- **Stated problem**: Locate the word "BIGG" in the data below, then copy every line that holds it.
▬▬▬
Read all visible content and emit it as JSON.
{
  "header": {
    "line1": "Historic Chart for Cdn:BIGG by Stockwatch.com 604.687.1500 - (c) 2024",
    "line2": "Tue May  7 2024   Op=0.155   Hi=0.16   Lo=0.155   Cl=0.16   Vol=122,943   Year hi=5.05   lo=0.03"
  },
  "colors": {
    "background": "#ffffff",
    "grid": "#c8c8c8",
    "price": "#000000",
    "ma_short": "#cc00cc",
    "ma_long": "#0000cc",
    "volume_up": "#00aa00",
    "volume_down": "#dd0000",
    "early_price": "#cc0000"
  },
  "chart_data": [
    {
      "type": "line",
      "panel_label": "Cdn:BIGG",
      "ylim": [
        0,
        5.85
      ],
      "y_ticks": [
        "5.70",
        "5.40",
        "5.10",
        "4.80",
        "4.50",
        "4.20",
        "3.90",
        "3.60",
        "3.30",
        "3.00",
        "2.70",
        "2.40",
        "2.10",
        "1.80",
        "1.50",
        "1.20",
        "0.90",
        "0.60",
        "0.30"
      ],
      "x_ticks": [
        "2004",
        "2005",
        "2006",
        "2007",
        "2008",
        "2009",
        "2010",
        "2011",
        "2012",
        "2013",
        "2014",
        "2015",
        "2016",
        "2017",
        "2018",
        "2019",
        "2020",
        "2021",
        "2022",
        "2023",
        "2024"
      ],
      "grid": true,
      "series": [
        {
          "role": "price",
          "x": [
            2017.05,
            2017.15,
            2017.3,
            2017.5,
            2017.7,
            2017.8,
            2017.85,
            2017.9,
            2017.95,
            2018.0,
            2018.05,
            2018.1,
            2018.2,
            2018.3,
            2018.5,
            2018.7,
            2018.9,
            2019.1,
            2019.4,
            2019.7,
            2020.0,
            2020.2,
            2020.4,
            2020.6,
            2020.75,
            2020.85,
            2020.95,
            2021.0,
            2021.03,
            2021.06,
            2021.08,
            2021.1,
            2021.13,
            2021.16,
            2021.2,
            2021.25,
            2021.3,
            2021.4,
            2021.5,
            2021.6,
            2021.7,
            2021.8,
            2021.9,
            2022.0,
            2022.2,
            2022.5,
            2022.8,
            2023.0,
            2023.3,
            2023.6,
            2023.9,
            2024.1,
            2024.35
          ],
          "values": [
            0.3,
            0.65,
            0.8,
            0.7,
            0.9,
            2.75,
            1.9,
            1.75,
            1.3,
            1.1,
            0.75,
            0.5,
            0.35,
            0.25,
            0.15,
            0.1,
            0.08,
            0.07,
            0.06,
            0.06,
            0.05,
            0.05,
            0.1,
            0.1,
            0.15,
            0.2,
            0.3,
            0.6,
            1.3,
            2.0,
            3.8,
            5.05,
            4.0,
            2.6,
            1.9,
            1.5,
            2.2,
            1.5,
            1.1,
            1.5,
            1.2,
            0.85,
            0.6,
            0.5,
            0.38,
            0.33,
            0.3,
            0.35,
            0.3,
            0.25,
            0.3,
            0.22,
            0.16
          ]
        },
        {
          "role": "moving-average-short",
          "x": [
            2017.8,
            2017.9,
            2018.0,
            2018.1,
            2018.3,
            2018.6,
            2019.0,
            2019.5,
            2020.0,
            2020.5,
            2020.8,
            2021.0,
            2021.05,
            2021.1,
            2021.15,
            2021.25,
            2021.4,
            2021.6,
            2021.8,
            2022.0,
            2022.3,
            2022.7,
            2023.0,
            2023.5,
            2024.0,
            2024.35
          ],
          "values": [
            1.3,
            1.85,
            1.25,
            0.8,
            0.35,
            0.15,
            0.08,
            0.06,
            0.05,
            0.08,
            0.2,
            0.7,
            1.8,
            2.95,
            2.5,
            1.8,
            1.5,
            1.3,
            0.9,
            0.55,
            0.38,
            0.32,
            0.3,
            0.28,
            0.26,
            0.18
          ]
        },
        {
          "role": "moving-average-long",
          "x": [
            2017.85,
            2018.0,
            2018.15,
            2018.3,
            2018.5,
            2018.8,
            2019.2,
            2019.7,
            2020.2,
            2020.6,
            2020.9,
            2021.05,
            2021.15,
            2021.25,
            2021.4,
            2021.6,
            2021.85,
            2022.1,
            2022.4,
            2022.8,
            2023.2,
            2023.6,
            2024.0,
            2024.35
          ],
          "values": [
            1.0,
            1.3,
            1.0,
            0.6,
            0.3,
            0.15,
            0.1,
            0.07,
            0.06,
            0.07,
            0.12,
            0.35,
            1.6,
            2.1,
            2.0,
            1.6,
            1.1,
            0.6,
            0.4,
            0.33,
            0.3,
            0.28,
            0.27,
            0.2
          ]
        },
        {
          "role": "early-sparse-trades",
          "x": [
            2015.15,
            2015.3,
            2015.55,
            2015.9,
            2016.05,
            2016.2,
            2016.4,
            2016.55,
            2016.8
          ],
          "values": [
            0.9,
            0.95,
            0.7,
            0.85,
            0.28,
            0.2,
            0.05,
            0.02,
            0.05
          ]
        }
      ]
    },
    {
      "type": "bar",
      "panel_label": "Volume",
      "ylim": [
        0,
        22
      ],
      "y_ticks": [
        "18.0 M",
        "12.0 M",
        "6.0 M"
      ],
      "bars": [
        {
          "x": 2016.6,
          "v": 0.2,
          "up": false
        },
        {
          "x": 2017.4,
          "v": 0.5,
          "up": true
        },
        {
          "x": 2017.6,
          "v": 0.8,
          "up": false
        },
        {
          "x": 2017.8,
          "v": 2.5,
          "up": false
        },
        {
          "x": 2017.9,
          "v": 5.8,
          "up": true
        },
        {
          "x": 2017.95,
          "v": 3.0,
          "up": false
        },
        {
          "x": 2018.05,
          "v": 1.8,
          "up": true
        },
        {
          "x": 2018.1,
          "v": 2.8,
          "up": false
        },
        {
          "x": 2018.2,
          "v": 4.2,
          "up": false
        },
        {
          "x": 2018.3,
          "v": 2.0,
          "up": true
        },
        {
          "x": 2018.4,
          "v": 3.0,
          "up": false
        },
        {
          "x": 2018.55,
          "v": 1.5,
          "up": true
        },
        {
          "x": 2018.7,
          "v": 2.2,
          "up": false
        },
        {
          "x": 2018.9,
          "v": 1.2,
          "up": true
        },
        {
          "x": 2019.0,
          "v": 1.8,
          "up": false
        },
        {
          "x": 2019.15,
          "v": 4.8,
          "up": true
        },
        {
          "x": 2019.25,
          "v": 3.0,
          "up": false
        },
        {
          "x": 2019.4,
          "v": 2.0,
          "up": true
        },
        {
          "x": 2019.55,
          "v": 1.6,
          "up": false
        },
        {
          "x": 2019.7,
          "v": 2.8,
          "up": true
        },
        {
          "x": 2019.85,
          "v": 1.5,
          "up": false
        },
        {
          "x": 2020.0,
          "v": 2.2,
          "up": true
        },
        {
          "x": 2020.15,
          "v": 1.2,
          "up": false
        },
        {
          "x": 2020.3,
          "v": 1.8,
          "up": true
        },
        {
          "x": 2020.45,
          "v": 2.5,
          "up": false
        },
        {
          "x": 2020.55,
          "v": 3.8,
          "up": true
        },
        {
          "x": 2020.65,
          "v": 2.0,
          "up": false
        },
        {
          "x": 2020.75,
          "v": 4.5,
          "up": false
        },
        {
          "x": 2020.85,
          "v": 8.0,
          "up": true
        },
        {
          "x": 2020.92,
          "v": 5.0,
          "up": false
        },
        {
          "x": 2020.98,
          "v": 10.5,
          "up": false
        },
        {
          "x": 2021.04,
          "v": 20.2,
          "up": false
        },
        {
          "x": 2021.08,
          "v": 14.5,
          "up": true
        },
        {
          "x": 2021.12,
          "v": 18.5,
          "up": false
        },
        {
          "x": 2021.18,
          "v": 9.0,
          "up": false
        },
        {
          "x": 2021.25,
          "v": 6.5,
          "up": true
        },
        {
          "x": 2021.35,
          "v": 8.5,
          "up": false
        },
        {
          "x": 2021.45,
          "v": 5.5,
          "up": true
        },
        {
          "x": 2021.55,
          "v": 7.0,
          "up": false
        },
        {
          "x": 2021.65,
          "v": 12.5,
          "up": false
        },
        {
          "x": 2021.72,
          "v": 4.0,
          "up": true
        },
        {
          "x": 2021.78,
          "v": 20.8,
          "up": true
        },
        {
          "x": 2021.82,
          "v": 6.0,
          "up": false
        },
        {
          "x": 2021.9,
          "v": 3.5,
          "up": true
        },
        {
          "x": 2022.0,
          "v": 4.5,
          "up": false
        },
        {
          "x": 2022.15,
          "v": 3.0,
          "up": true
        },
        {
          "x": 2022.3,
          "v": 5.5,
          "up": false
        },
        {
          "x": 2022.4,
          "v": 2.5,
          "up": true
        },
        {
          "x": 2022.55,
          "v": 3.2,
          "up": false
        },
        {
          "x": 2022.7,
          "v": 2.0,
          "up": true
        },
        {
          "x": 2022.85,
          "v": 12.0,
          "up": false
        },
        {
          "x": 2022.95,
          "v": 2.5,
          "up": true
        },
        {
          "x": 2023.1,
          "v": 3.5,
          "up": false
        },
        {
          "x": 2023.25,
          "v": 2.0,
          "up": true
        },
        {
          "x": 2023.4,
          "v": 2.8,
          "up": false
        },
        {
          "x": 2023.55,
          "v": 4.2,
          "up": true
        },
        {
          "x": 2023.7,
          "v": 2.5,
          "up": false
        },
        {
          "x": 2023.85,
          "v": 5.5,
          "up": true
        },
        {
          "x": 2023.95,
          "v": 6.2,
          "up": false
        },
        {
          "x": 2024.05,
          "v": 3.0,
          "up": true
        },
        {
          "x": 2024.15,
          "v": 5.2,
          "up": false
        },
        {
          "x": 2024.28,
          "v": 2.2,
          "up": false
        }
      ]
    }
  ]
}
▬▬▬
- **Result of the exercise**:
    "line1": "Historic Chart for Cdn:BIGG by Stockwatch.com 604.687.1500 - (c) 2024",
      "panel_label": "Cdn:BIGG",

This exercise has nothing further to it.